Data supplied —
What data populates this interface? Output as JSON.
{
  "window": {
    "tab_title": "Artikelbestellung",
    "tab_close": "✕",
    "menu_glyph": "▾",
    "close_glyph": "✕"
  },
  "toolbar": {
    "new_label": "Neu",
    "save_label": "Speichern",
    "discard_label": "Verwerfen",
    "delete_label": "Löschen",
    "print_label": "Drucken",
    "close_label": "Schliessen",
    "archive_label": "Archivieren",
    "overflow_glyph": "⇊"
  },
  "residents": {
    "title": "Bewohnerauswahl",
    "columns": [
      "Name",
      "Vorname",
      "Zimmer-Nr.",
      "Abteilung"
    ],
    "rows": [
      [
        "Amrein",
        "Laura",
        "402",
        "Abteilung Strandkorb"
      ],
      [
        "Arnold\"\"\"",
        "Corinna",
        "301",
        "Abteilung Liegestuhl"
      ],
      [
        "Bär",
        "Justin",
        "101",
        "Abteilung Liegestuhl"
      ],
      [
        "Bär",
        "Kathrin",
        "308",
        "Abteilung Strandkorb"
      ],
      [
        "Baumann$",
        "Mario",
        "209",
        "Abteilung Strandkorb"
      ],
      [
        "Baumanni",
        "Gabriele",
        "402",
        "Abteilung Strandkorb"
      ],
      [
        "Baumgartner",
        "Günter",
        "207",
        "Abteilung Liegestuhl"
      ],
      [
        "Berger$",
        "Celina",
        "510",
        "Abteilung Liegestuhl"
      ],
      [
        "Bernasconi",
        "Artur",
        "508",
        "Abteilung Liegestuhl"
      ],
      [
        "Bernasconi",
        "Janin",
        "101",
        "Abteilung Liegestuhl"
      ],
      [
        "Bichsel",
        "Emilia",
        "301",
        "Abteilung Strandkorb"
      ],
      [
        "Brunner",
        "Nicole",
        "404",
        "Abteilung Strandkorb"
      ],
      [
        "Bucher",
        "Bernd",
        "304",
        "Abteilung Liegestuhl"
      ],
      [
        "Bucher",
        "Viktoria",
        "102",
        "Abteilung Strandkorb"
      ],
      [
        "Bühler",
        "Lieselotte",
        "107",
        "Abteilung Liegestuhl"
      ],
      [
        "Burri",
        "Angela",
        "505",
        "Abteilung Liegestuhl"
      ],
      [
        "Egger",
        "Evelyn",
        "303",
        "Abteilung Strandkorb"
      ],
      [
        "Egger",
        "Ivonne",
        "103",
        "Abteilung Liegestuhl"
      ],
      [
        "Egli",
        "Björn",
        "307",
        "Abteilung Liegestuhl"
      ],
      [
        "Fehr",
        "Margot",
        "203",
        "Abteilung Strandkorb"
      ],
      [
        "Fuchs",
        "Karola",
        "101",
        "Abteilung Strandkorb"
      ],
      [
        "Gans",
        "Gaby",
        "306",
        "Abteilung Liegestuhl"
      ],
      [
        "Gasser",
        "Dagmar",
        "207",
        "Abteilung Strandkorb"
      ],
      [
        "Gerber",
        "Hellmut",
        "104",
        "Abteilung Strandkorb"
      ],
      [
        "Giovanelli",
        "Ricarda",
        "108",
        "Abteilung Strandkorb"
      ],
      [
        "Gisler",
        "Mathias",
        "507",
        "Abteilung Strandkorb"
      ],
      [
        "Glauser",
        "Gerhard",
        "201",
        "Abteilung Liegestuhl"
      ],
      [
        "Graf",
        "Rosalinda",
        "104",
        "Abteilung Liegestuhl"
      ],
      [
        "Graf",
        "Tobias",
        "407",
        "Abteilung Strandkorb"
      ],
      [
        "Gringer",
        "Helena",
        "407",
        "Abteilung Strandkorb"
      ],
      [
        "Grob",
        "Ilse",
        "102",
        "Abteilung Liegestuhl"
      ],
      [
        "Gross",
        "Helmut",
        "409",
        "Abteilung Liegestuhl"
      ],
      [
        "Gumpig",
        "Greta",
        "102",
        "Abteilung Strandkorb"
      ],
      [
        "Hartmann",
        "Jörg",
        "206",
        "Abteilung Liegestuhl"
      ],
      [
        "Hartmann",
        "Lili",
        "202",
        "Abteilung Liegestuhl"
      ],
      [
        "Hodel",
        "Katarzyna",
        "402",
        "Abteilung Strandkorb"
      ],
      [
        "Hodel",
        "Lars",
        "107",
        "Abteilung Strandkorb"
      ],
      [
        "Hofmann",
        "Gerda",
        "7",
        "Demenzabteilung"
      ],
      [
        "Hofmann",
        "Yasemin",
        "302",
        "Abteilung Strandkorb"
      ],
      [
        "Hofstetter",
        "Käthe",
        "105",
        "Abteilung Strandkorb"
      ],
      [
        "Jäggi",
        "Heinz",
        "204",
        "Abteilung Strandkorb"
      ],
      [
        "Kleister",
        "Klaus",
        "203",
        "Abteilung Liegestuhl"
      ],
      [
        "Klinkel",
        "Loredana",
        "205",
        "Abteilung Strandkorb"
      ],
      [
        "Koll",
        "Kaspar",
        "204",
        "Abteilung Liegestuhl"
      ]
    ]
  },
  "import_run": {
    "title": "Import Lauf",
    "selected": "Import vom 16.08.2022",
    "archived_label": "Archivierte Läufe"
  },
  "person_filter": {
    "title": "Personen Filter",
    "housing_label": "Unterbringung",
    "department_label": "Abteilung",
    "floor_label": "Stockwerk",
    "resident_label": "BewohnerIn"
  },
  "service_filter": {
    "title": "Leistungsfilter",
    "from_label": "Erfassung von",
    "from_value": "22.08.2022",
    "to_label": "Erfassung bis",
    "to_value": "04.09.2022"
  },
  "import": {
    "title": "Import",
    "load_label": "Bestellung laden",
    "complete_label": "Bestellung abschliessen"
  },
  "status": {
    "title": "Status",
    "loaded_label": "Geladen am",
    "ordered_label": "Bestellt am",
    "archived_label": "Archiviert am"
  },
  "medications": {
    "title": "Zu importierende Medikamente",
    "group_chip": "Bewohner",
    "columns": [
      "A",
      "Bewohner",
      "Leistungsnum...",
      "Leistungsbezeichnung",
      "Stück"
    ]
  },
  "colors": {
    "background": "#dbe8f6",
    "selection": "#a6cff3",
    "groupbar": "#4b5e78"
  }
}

Short problem — Quote the data in full, keeping each word unchanged.

Solution to the problem —
What data populates this interface? Output as JSON.
{
  "window": {
    "tab_title": "Artikelbestellung",
    "tab_close": "✕",
    "menu_glyph": "▾",
    "close_glyph": "✕"
  },
  "toolbar": {
    "new_label": "Neu",
    "save_label": "Speichern",
    "discard_label": "Verwerfen",
    "delete_label": "Löschen",
    "print_label": "Drucken",
    "close_label": "Schliessen",
    "archive_label": "Archivieren",
    "overflow_glyph": "⇊"
  },
  "residents": {
    "title": "Bewohnerauswahl",
    "columns": [
      "Name",
      "Vorname",
      "Zimmer-Nr.",
      "Abteilung"
    ],
    "rows": [
      [
        "Amrein",
        "Laura",
        "402",
        "Abteilung Strandkorb"
      ],
      [
        "Arnold\"\"\"",
        "Corinna",
        "301",
        "Abteilung Liegestuhl"
      ],
      [
        "Bär",
        "Justin",
        "101",
        "Abteilung Liegestuhl"
      ],
      [
        "Bär",
        "Kathrin",
        "308",
        "Abteilung Strandkorb"
      ],
      [
        "Baumann$",
        "Mario",
        "209",
        "Abteilung Strandkorb"
      ],
      [
        "Baumanni",
        "Gabriele",
        "402",
        "Abteilung Strandkorb"
      ],
      [
        "Baumgartner",
        "Günter",
        "207",
        "Abteilung Liegestuhl"
      ],
      [
        "Berger$",
        "Celina",
        "510",
        "Abteilung Liegestuhl"
      ],
      [
        "Bernasconi",
        "Artur",
        "508",
        "Abteilung Liegestuhl"
      ],
      [
        "Bernasconi",
        "Janin",
        "101",
        "Abteilung Liegestuhl"
      ],
      [
        "Bichsel",
        "Emilia",
        "301",
        "Abteilung Strandkorb"
      ],
      [
        "Brunner",
        "Nicole",
        "404",
        "Abteilung Strandkorb"
      ],
      [
        "Bucher",
        "Bernd",
        "304",
        "Abteilung Liegestuhl"
      ],
      [
        "Bucher",
        "Viktoria",
        "102",
        "Abteilung Strandkorb"
      ],
      [
        "Bühler",
        "Lieselotte",
        "107",
        "Abteilung Liegestuhl"
      ],
      [
        "Burri",
        "Angela",
        "505",
        "Abteilung Liegestuhl"
      ],
      [
        "Egger",
        "Evelyn",
        "303",
        "Abteilung Strandkorb"
      ],
      [
        "Egger",
        "Ivonne",
        "103",
        "Abteilung Liegestuhl"
      ],
      [
        "Egli",
        "Björn",
        "307",
        "Abteilung Liegestuhl"
      ],
      [
        "Fehr",
        "Margot",
        "203",
        "Abteilung Strandkorb"
      ],
      [
        "Fuchs",
        "Karola",
        "101",
        "Abteilung Strandkorb"
      ],
      [
        "Gans",
        "Gaby",
        "306",
        "Abteilung Liegestuhl"
      ],
      [
        "Gasser",
        "Dagmar",
        "207",
        "Abteilung Strandkorb"
      ],
      [
        "Gerber",
        "Hellmut",
        "104",
        "Abteilung Strandkorb"
      ],
      [
        "Giovanelli",
        "Ricarda",
        "108",
        "Abteilung Strandkorb"
      ],
      [
        "Gisler",
        "Mathias",
        "507",
        "Abteilung Strandkorb"
      ],
      [
        "Glauser",
        "Gerhard",
        "201",
        "Abteilung Liegestuhl"
      ],
      [
        "Graf",
        "Rosalinda",
        "104",
        "Abteilung Liegestuhl"
      ],
      [
        "Graf",
        "Tobias",
        "407",
        "Abteilung Strandkorb"
      ],
      [
        "Gringer",
        "Helena",
        "407",
        "Abteilung Strandkorb"
      ],
      [
        "Grob",
        "Ilse",
        "102",
        "Abteilung Liegestuhl"
      ],
      [
        "Gross",
        "Helmut",
        "409",
        "Abteilung Liegestuhl"
      ],
      [
        "Gumpig",
        "Greta",
        "102",
        "Abteilung Strandkorb"
      ],
      [
        "Hartmann",
        "Jörg",
        "206",
        "Abteilung Liegestuhl"
      ],
      [
        "Hartmann",
        "Lili",
        "202",
        "Abteilung Liegestuhl"
      ],
      [
        "Hodel",
        "Katarzyna",
        "402",
        "Abteilung Strandkorb"
      ],
      [
        "Hodel",
        "Lars",
        "107",
        "Abteilung Strandkorb"
      ],
      [
        "Hofmann",
        "Gerda",
        "7",
        "Demenzabteilung"
      ],
      [
        "Hofmann",
        "Yasemin",
        "302",
        "Abteilung Strandkorb"
      ],
      [
        "Hofstetter",
        "Käthe",
        "105",
        "Abteilung Strandkorb"
      ],
      [
        "Jäggi",
        "Heinz",
        "204",
        "Abteilung Strandkorb"
      ],
      [
        "Kleister",
        "Klaus",
        "203",
        "Abteilung Liegestuhl"
      ],
      [
        "Klinkel",
        "Loredana",
        "205",
        "Abteilung Strandkorb"
      ],
      [
        "Koll",
        "Kaspar",
        "204",
        "Abteilung Liegestuhl"
      ]
    ]
  },
  "import_run": {
    "title": "Import Lauf",
    "selected": "Import vom 16.08.2022",
    "archived_label": "Archivierte Läufe"
  },
  "person_filter": {
    "title": "Personen Filter",
    "housing_label": "Unterbringung",
    "department_label": "Abteilung",
    "floor_label": "Stockwerk",
    "resident_label": "BewohnerIn"
  },
  "service_filter": {
    "title": "Leistungsfilter",
    "from_label": "Erfassung von",
    "from_value": "22.08.2022",
    "to_label": "Erfassung bis",
    "to_value": "04.09.2022"
  },
  "import": {
    "title": "Import",
    "load_label": "Bestellung laden",
    "complete_label": "Bestellung abschliessen"
  },
  "status": {
    "title": "Status",
    "loaded_label": "Geladen am",
    "ordered_label": "Bestellt am",
    "archived_label": "Archiviert am"
  },
  "medications": {
    "title": "Zu importierende Medikamente",
    "group_chip": "Bewohner",
    "columns": [
      "A",
      "Bewohner",
      "Leistungsnum...",
      "Leistungsbezeichnung",
      "Stück"
    ]
  },
  "colors": {
    "background": "#dbe8f6",
    "selection": "#a6cff3",
    "groupbar": "#4b5e78"
  }
}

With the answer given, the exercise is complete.